- _Dataset excerpts_:

════════════════════

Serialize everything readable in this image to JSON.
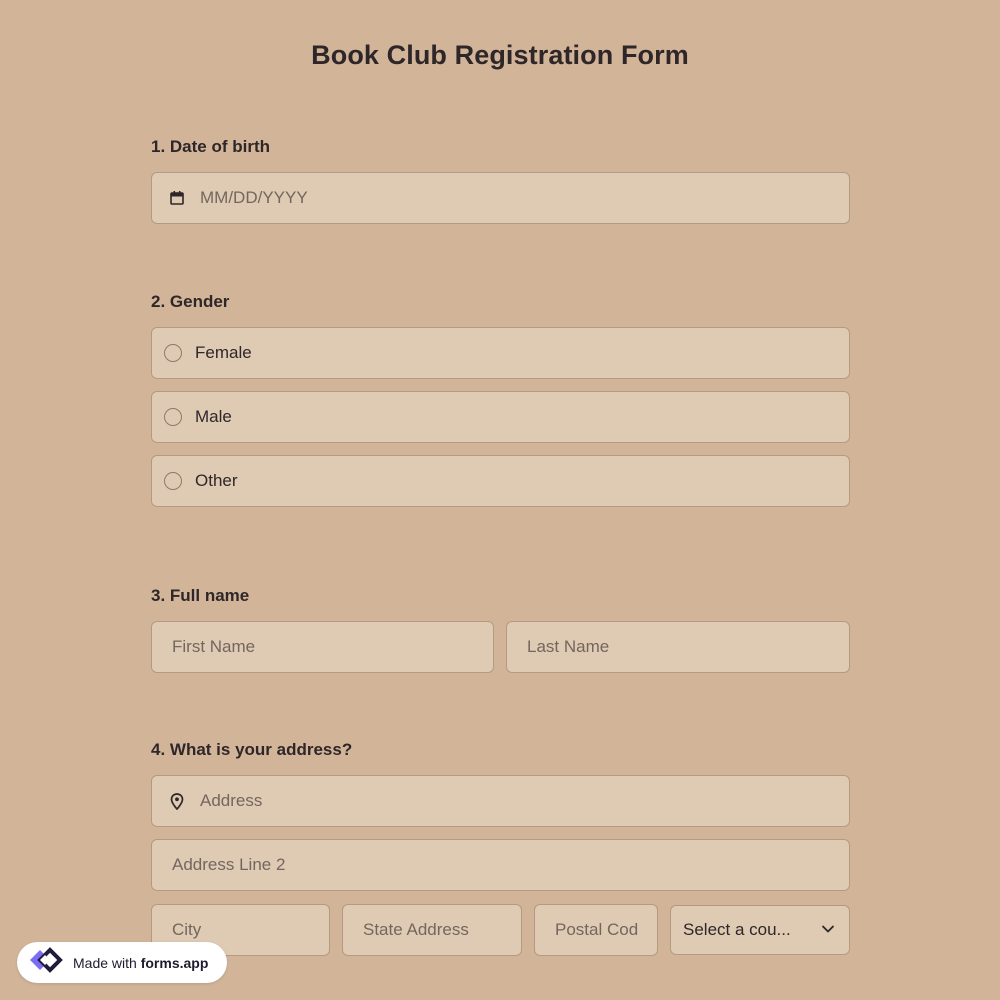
{
  "form": {
    "title": "Book Club Registration Form"
  },
  "questions": {
    "dob": {
      "label": "1.  Date of birth",
      "placeholder": "MM/DD/YYYY",
      "icon": "calendar-icon"
    },
    "gender": {
      "label": "2. Gender",
      "options": [
        "Female",
        "Male",
        "Other"
      ]
    },
    "full_name": {
      "label": "3. Full name",
      "first_placeholder": "First Name",
      "last_placeholder": "Last Name"
    },
    "address": {
      "label": "4. What is your address?",
      "address_placeholder": "Address",
      "address_icon": "map-pin-icon",
      "line2_placeholder": "Address Line 2",
      "city_placeholder": "City",
      "state_placeholder": "State Address",
      "postal_placeholder": "Postal Cod",
      "country_value": "Select a cou...",
      "country_icon": "chevron-down-icon"
    }
  },
  "badge": {
    "prefix": "Made with ",
    "brand": "forms.app",
    "icon": "forms-app-logo-icon"
  },
  "colors": {
    "background": "#d2b599",
    "field_background": "#dfcbb3",
    "field_border": "#b49a82",
    "text": "#2e2628",
    "logo_purple": "#7b6cf6",
    "logo_dark": "#1f1b3a"
  }
}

════════════════════

- _What you will do_: Repeat all of the data above word for word, minus the pictures.

- _Reply to the task_:
Serialize everything readable in this image to JSON.
{
  "form": {
    "title": "Book Club Registration Form"
  },
  "questions": {
    "dob": {
      "label": "1.  Date of birth",
      "placeholder": "MM/DD/YYYY",
      "icon": "calendar-icon"
    },
    "gender": {
      "label": "2. Gender",
      "options": [
        "Female",
        "Male",
        "Other"
      ]
    },
    "full_name": {
      "label": "3. Full name",
      "first_placeholder": "First Name",
      "last_placeholder": "Last Name"
    },
    "address": {
      "label": "4. What is your address?",
      "address_placeholder": "Address",
      "address_icon": "map-pin-icon",
      "line2_placeholder": "Address Line 2",
      "city_placeholder": "City",
      "state_placeholder": "State Address",
      "postal_placeholder": "Postal Cod",
      "country_value": "Select a cou...",
      "country_icon": "chevron-down-icon"
    }
  },
  "badge": {
    "prefix": "Made with ",
    "brand": "forms.app",
    "icon": "forms-app-logo-icon"
  },
  "colors": {
    "background": "#d2b599",
    "field_background": "#dfcbb3",
    "field_border": "#b49a82",
    "text": "#2e2628",
    "logo_purple": "#7b6cf6",
    "logo_dark": "#1f1b3a"
  }
}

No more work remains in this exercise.